- Exercise instructions -
Can you put every line of the items below into a JSON list of strings, one string per line with blank lines skipped? Leave the picture placeholders out.

Items from a dataset:
········
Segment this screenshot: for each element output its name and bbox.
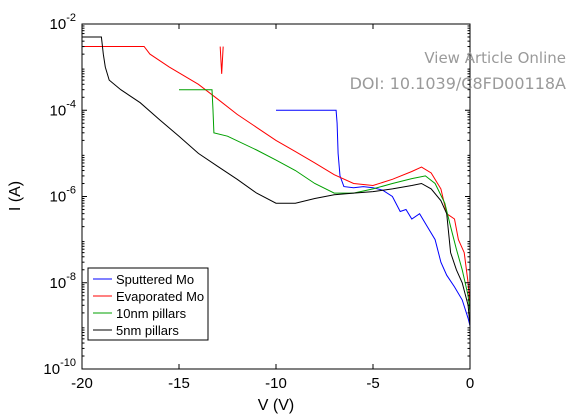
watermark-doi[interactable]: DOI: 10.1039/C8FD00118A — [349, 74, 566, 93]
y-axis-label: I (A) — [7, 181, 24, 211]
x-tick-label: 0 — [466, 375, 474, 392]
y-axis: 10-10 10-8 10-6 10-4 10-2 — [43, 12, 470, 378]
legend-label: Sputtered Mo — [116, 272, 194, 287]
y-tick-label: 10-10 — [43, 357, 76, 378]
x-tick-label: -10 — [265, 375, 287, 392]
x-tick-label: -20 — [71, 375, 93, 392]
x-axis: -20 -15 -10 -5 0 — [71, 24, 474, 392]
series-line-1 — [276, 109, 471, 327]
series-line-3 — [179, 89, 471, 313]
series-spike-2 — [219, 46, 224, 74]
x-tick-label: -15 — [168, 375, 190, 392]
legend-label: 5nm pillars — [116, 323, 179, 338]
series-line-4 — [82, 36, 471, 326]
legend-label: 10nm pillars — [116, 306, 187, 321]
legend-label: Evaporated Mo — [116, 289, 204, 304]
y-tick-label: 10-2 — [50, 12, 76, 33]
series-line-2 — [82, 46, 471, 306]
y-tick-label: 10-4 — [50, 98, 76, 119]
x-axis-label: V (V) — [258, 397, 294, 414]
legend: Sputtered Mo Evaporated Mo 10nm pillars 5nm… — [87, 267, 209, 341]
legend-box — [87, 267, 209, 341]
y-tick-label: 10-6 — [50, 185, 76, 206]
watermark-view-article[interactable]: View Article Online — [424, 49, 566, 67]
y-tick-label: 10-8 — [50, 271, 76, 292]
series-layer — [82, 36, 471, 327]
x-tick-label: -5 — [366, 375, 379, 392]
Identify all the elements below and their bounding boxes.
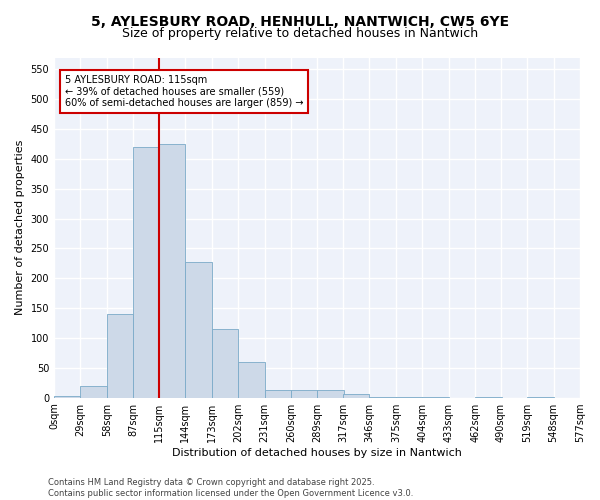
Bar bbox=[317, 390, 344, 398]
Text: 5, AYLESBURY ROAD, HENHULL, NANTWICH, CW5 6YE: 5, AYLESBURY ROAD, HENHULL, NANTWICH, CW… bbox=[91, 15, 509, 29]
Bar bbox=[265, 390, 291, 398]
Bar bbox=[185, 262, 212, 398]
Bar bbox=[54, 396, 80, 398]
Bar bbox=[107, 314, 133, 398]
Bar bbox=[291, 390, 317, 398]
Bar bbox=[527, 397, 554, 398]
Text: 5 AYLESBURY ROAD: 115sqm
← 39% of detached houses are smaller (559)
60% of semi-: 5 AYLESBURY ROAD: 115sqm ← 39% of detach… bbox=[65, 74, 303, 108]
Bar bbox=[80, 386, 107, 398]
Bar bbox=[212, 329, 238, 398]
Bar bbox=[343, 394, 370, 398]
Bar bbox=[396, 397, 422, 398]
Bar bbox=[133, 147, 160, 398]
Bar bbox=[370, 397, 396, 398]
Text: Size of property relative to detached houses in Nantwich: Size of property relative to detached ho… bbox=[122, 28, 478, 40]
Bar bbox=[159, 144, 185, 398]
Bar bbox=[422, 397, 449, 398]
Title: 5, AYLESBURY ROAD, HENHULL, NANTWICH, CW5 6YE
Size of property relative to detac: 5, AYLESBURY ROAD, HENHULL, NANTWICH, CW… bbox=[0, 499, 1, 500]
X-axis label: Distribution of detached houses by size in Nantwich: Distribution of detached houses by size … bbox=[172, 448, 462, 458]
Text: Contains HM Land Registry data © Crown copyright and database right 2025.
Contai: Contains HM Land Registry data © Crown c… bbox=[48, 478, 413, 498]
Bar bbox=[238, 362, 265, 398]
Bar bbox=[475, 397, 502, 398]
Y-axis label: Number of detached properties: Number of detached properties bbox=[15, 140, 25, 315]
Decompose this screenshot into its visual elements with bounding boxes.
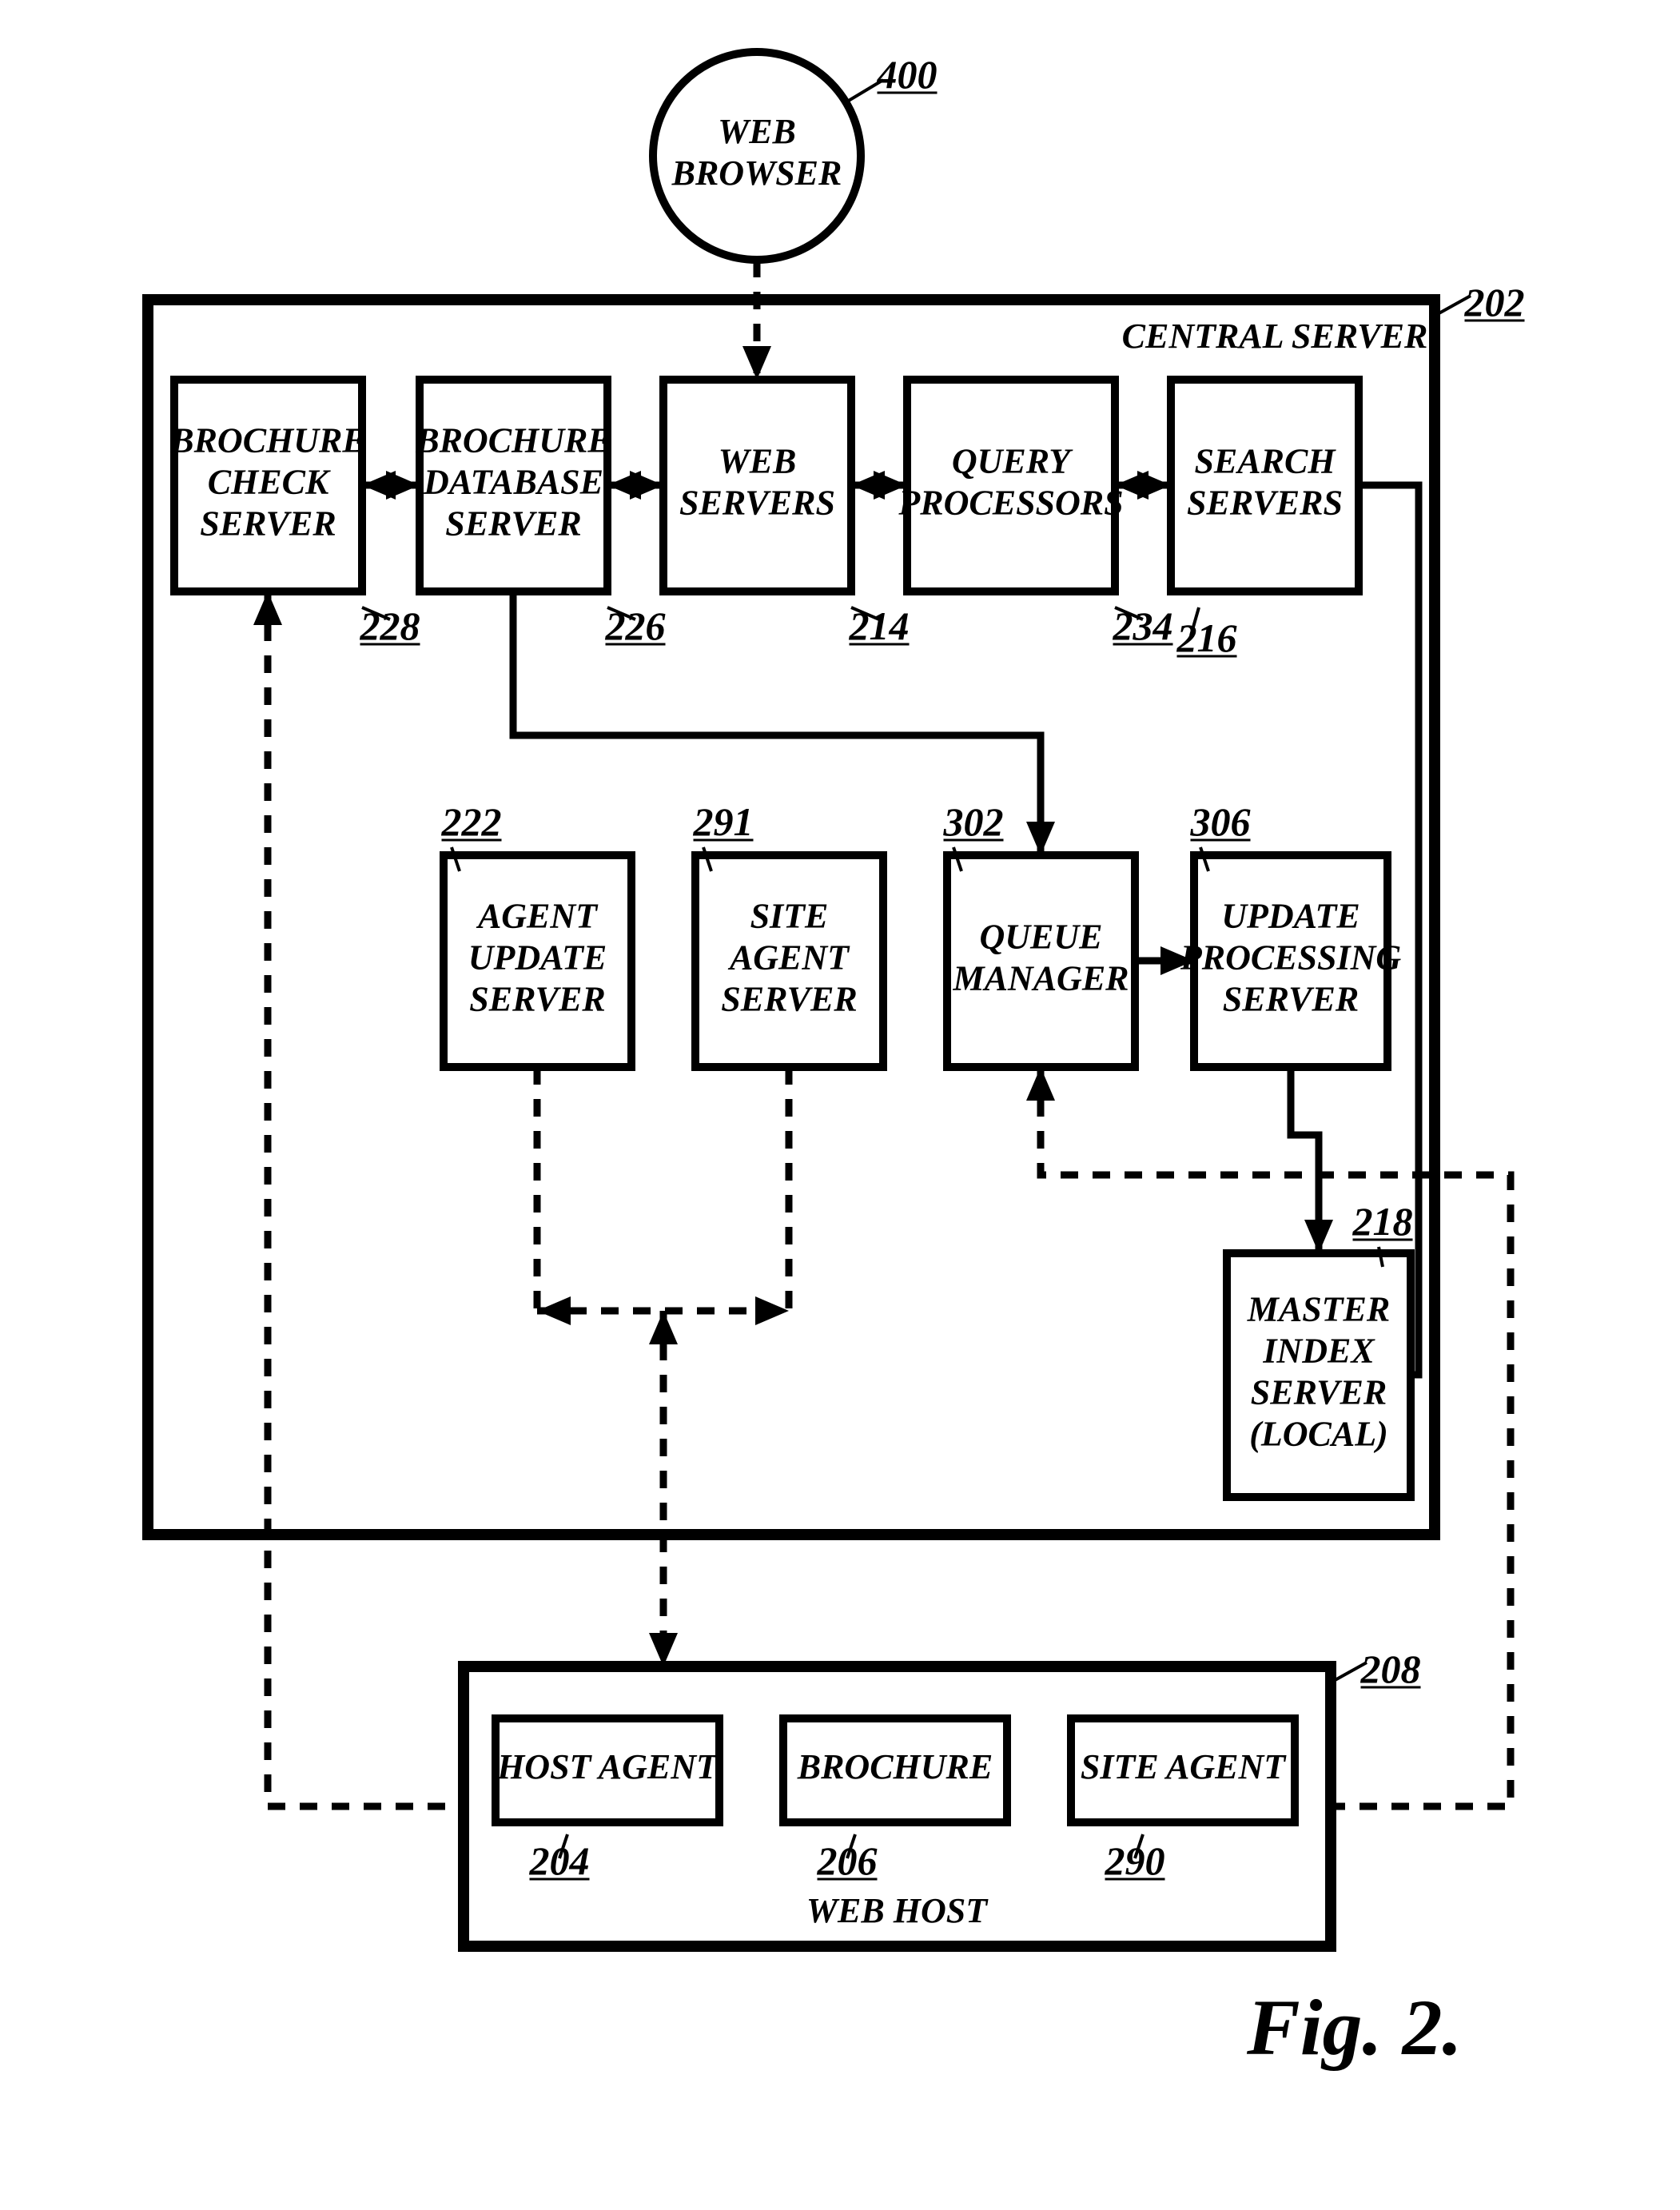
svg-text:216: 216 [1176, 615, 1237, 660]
········
- Correct answer -
[
  "Segment this screenshot: for each element output its name and bbox.",
  "watermark-doi[interactable]: DOI: 10.1039/C8FD00118A — [349, 74, 566, 93]",
  "y-axis-label: I (A) — [7, 181, 24, 211]",
  "x-tick-label: 0 — [466, 375, 474, 392]",
  "y-axis: 10-10 10-8 10-6 10-4 10-2 — [43, 12, 470, 378]",
  "legend-label: Sputtered Mo — [116, 272, 194, 287]",
  "y-tick-label: 10-10 — [43, 357, 76, 378]",
  "x-tick-label: -10 — [265, 375, 287, 392]",
  "x-tick-label: -20 — [71, 375, 93, 392]",
  "x-axis: -20 -15 -10 -5 0 — [71, 24, 474, 392]",
  "series-line-1 — [276, 109, 471, 327]",
  "series-line-3 — [179, 89, 471, 313]",
  "series-spike-2 — [219, 46, 224, 74]",
  "x-tick-label: -15 — [168, 375, 190, 392]",
  "legend-label: 5nm pillars — [116, 323, 179, 338]",
  "series-line-4 — [82, 36, 471, 326]",
  "legend-label: 10nm pillars — [116, 306, 187, 321]",
  "legend-label: Evaporated Mo — [116, 289, 204, 304]",
  "y-tick-label: 10-2 — [50, 12, 76, 33]",
  "series-line-2 — [82, 46, 471, 306]",
  "y-tick-label: 10-4 — [50, 98, 76, 119]",
  "x-axis-label: V (V) — [258, 397, 294, 414]",
  "legend: Sputtered Mo Evaporated Mo 10nm pillars 5nm… — [87, 267, 209, 341]",
  "legend-box — [87, 267, 209, 341]",
  "y-tick-label: 10-6 — [50, 185, 76, 206]",
  "watermark-view-article[interactable]: View Article Online — [424, 49, 566, 67]",
  "y-tick-label: 10-8 — [50, 271, 76, 292]",
  "series-layer — [82, 36, 471, 327]",
  "x-tick-label: -5 — [366, 375, 379, 392]",
  "Identify all the elements below and their bounding boxes.",
  "Bar bbox=[317, 390, 344, 398]",
  "Text: 5, AYLESBURY ROAD, HENHULL, NANTWICH, CW5 6YE: 5, AYLESBURY ROAD, HENHULL, NANTWICH, CW… bbox=[91, 15, 509, 29]",
  "Bar bbox=[265, 390, 291, 398]",
  "Bar bbox=[185, 262, 212, 398]",
  "Bar bbox=[54, 396, 80, 398]",
  "Bar bbox=[107, 314, 133, 398]",
  "Bar bbox=[291, 390, 317, 398]",
  "Bar bbox=[527, 397, 554, 398]",
  "Text: 5 AYLESBURY ROAD: 115sqm",
  "← 39% of detached houses are smaller (559)",
  "60% of semi-: 5 AYLESBURY ROAD: 115sqm ← 39% of detach… bbox=[65, 74, 303, 108]",
  "Bar bbox=[80, 386, 107, 398]",
  "Bar bbox=[212, 329, 238, 398]",
  "Bar bbox=[343, 394, 370, 398]",
  "Bar bbox=[396, 397, 422, 398]",
  "Bar bbox=[133, 147, 160, 398]",
  "Bar bbox=[370, 397, 396, 398]",
  "Text: Size of property relative to detached houses in Nantwich: Size of property relative to detached ho… bbox=[122, 28, 478, 40]",
  "Bar bbox=[159, 144, 185, 398]",
  "Bar bbox=[422, 397, 449, 398]",
  "Title: 5, AYLESBURY ROAD, HENHULL, NANTWICH, CW5 6YE",
  "Size of property relative to detac: 5, AYLESBURY ROAD, HENHULL, NANTWICH, CW… bbox=[0, 499, 1, 500]",
  "X-axis label: Distribution of detached houses by size in Nantwich: Distribution of detached houses by size … bbox=[172, 448, 462, 458]",
  "Text: Contains HM Land Registry data © Crown copyright and database right 2025.",
  "Contai: Contains HM Land Registry data © Crown c… bbox=[48, 478, 413, 498]",
  "Bar bbox=[238, 362, 265, 398]",
  "Bar bbox=[475, 397, 502, 398]",
  "Y-axis label: Number of detached properties: Number of detached properties bbox=[15, 140, 25, 315]",
  "Decompose this screenshot into its visual elements with bounding boxes.",
  "svg-text:216: 216 [1176, 615, 1237, 660]"
]